▶ WORK INSTRUCTIONS
Your copy of the material must match it exactly, except that pictures are dropped.

▶ DATA TO PROCESS
----------------------------------------

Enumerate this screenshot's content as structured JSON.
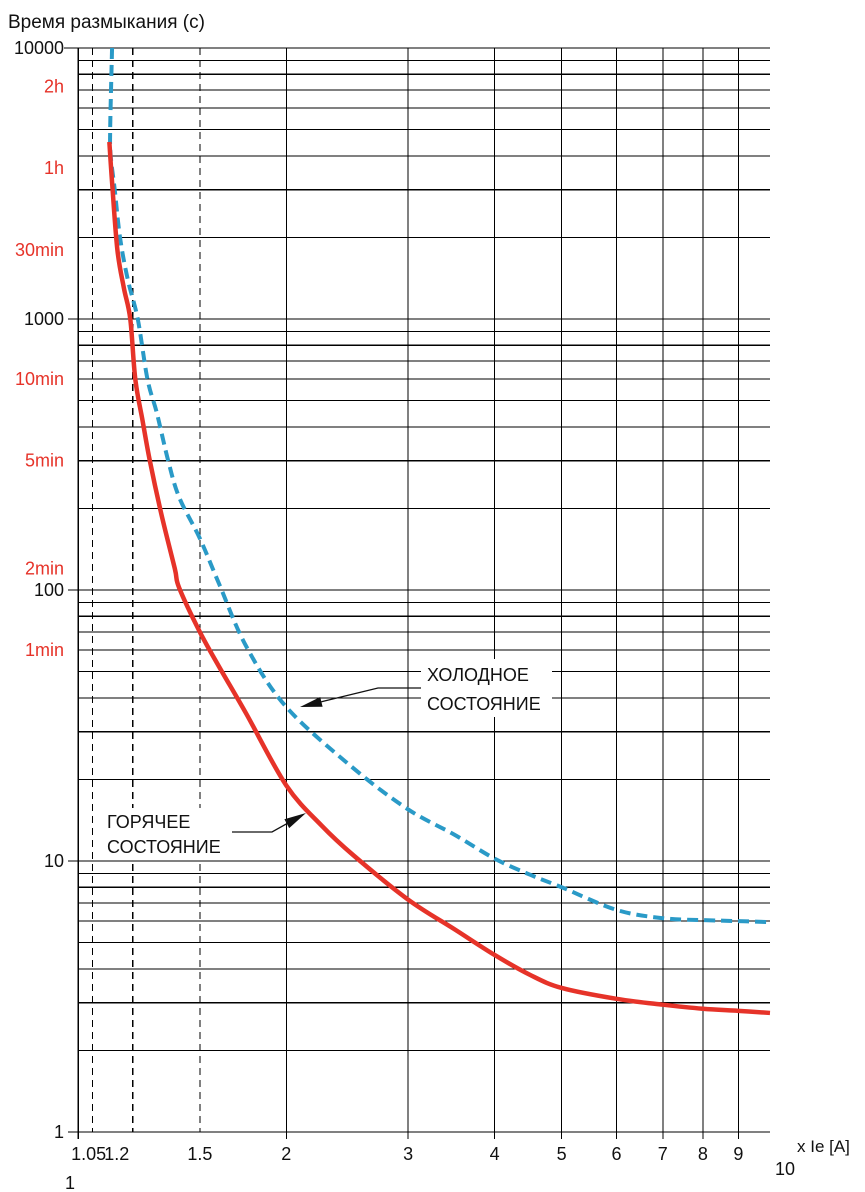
{
  "chart_data": {
    "type": "line",
    "ylabel": "Время размыкания (с)",
    "xlabel": "x Ie [A]",
    "x_scale": "log",
    "y_scale": "log",
    "xlim": [
      1,
      10
    ],
    "ylim": [
      1,
      10000
    ],
    "grid": true,
    "x_ticks": [
      {
        "value": 1,
        "label": "1",
        "grid": "solid"
      },
      {
        "value": 1.05,
        "label": "1.05",
        "grid": "dashed"
      },
      {
        "value": 1.2,
        "label": "1.2",
        "grid": "dashed"
      },
      {
        "value": 1.5,
        "label": "1.5",
        "grid": "dashed"
      },
      {
        "value": 2,
        "label": "2",
        "grid": "solid"
      },
      {
        "value": 3,
        "label": "3",
        "grid": "solid"
      },
      {
        "value": 4,
        "label": "4",
        "grid": "solid"
      },
      {
        "value": 5,
        "label": "5",
        "grid": "solid"
      },
      {
        "value": 6,
        "label": "6",
        "grid": "solid"
      },
      {
        "value": 7,
        "label": "7",
        "grid": "solid"
      },
      {
        "value": 8,
        "label": "8",
        "grid": "solid"
      },
      {
        "value": 9,
        "label": "9",
        "grid": "solid"
      },
      {
        "value": 10,
        "label": "10",
        "grid": "none"
      }
    ],
    "y_ticks": [
      {
        "value": 1,
        "label": "1"
      },
      {
        "value": 10,
        "label": "10"
      },
      {
        "value": 100,
        "label": "100"
      },
      {
        "value": 1000,
        "label": "1000"
      },
      {
        "value": 10000,
        "label": "10000"
      }
    ],
    "y_minor_grid": [
      2,
      3,
      4,
      5,
      6,
      7,
      8,
      9
    ],
    "y_time_ticks": [
      {
        "value": 7200,
        "label": "2h"
      },
      {
        "value": 3600,
        "label": "1h"
      },
      {
        "value": 1800,
        "label": "30min"
      },
      {
        "value": 600,
        "label": "10min"
      },
      {
        "value": 300,
        "label": "5min"
      },
      {
        "value": 120,
        "label": "2min"
      },
      {
        "value": 60,
        "label": "1min"
      }
    ],
    "series": [
      {
        "label": [
          "ХОЛОДНОЕ",
          "СОСТОЯНИЕ"
        ],
        "line_style": "dashed",
        "color": "#2a9ac7",
        "x": [
          1.12,
          1.113,
          1.115,
          1.13,
          1.15,
          1.18,
          1.22,
          1.26,
          1.3,
          1.35,
          1.4,
          1.5,
          1.6,
          1.75,
          2,
          2.5,
          3,
          3.5,
          4,
          4.5,
          5,
          6,
          7,
          8,
          9,
          10
        ],
        "y": [
          10000,
          5000,
          4000,
          3000,
          2000,
          1400,
          1000,
          600,
          450,
          300,
          220,
          155,
          105,
          62,
          37,
          22,
          15.5,
          12.5,
          10.2,
          8.9,
          8,
          6.6,
          6.15,
          6.05,
          6,
          5.95
        ]
      },
      {
        "label": [
          "ГОРЯЧЕЕ",
          "СОСТОЯНИЕ"
        ],
        "line_style": "solid",
        "color": "#e63329",
        "x": [
          1.11,
          1.12,
          1.14,
          1.165,
          1.19,
          1.21,
          1.24,
          1.27,
          1.32,
          1.38,
          1.4,
          1.5,
          1.6,
          1.75,
          2,
          2.25,
          2.5,
          3,
          3.5,
          4,
          4.5,
          5,
          6,
          7,
          8,
          9,
          10
        ],
        "y": [
          4500,
          3200,
          1800,
          1300,
          1000,
          600,
          420,
          300,
          190,
          120,
          102,
          70,
          52,
          35,
          19,
          13.5,
          10.5,
          7.2,
          5.6,
          4.5,
          3.8,
          3.4,
          3.1,
          2.95,
          2.85,
          2.8,
          2.75
        ]
      }
    ]
  },
  "colors": {
    "grid": "#000000",
    "time_labels": "#e63329"
  }
}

----------------------------------------

▶ RESPONSE TO THIS TASK
Enumerate this screenshot's content as structured JSON.
{
  "chart_data": {
    "type": "line",
    "ylabel": "Время размыкания (с)",
    "xlabel": "x Ie [A]",
    "x_scale": "log",
    "y_scale": "log",
    "xlim": [
      1,
      10
    ],
    "ylim": [
      1,
      10000
    ],
    "grid": true,
    "x_ticks": [
      {
        "value": 1,
        "label": "1",
        "grid": "solid"
      },
      {
        "value": 1.05,
        "label": "1.05",
        "grid": "dashed"
      },
      {
        "value": 1.2,
        "label": "1.2",
        "grid": "dashed"
      },
      {
        "value": 1.5,
        "label": "1.5",
        "grid": "dashed"
      },
      {
        "value": 2,
        "label": "2",
        "grid": "solid"
      },
      {
        "value": 3,
        "label": "3",
        "grid": "solid"
      },
      {
        "value": 4,
        "label": "4",
        "grid": "solid"
      },
      {
        "value": 5,
        "label": "5",
        "grid": "solid"
      },
      {
        "value": 6,
        "label": "6",
        "grid": "solid"
      },
      {
        "value": 7,
        "label": "7",
        "grid": "solid"
      },
      {
        "value": 8,
        "label": "8",
        "grid": "solid"
      },
      {
        "value": 9,
        "label": "9",
        "grid": "solid"
      },
      {
        "value": 10,
        "label": "10",
        "grid": "none"
      }
    ],
    "y_ticks": [
      {
        "value": 1,
        "label": "1"
      },
      {
        "value": 10,
        "label": "10"
      },
      {
        "value": 100,
        "label": "100"
      },
      {
        "value": 1000,
        "label": "1000"
      },
      {
        "value": 10000,
        "label": "10000"
      }
    ],
    "y_minor_grid": [
      2,
      3,
      4,
      5,
      6,
      7,
      8,
      9
    ],
    "y_time_ticks": [
      {
        "value": 7200,
        "label": "2h"
      },
      {
        "value": 3600,
        "label": "1h"
      },
      {
        "value": 1800,
        "label": "30min"
      },
      {
        "value": 600,
        "label": "10min"
      },
      {
        "value": 300,
        "label": "5min"
      },
      {
        "value": 120,
        "label": "2min"
      },
      {
        "value": 60,
        "label": "1min"
      }
    ],
    "series": [
      {
        "label": [
          "ХОЛОДНОЕ",
          "СОСТОЯНИЕ"
        ],
        "line_style": "dashed",
        "color": "#2a9ac7",
        "x": [
          1.12,
          1.113,
          1.115,
          1.13,
          1.15,
          1.18,
          1.22,
          1.26,
          1.3,
          1.35,
          1.4,
          1.5,
          1.6,
          1.75,
          2,
          2.5,
          3,
          3.5,
          4,
          4.5,
          5,
          6,
          7,
          8,
          9,
          10
        ],
        "y": [
          10000,
          5000,
          4000,
          3000,
          2000,
          1400,
          1000,
          600,
          450,
          300,
          220,
          155,
          105,
          62,
          37,
          22,
          15.5,
          12.5,
          10.2,
          8.9,
          8,
          6.6,
          6.15,
          6.05,
          6,
          5.95
        ]
      },
      {
        "label": [
          "ГОРЯЧЕЕ",
          "СОСТОЯНИЕ"
        ],
        "line_style": "solid",
        "color": "#e63329",
        "x": [
          1.11,
          1.12,
          1.14,
          1.165,
          1.19,
          1.21,
          1.24,
          1.27,
          1.32,
          1.38,
          1.4,
          1.5,
          1.6,
          1.75,
          2,
          2.25,
          2.5,
          3,
          3.5,
          4,
          4.5,
          5,
          6,
          7,
          8,
          9,
          10
        ],
        "y": [
          4500,
          3200,
          1800,
          1300,
          1000,
          600,
          420,
          300,
          190,
          120,
          102,
          70,
          52,
          35,
          19,
          13.5,
          10.5,
          7.2,
          5.6,
          4.5,
          3.8,
          3.4,
          3.1,
          2.95,
          2.85,
          2.8,
          2.75
        ]
      }
    ]
  },
  "colors": {
    "grid": "#000000",
    "time_labels": "#e63329"
  }
}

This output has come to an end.